» **What the task asks**: Every entry here needs to be repeated exactly.

» **Data excerpts**:

********************

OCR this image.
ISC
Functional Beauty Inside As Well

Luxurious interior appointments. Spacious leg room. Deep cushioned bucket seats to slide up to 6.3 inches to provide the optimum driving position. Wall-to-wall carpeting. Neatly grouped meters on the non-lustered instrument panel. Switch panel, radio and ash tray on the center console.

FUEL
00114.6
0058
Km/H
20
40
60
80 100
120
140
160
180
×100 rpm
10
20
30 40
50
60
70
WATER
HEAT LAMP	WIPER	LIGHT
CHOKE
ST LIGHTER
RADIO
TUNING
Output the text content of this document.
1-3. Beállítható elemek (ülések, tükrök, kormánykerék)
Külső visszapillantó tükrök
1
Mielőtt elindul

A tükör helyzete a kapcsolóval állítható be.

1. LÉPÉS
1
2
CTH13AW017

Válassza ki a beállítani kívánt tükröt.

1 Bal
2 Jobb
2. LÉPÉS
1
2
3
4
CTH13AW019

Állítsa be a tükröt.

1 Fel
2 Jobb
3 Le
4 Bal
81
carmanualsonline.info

********************

» **Result for this exercise**:
OCR this image.
ISC
Functional Beauty Inside As Well

Luxurious interior appointments. Spacious leg room. Deep cushioned bucket seats to slide up to 6.3 inches to provide the optimum driving position. Wall-to-wall carpeting. Neatly grouped meters on the non-lustered instrument panel. Switch panel, radio and ash tray on the center console.

FUEL
00114.6
0058
Km/H
20
40
60
80 100
120
140
160
180
×100 rpm
10
20
30 40
50
60
70
WATER
HEAT LAMP	WIPER	LIGHT
CHOKE
ST LIGHTER
RADIO
TUNING
Output the text content of this document.
1-3. Beállítható elemek (ülések, tükrök, kormánykerék)
Külső visszapillantó tükrök
1
Mielőtt elindul

A tükör helyzete a kapcsolóval állítható be.

1. LÉPÉS
1
2
CTH13AW017

Válassza ki a beállítani kívánt tükröt.

1 Bal
2 Jobb
2. LÉPÉS
1
2
3
4
CTH13AW019

Állítsa be a tükröt.

1 Fel
2 Jobb
3 Le
4 Bal
81
carmanualsonline.info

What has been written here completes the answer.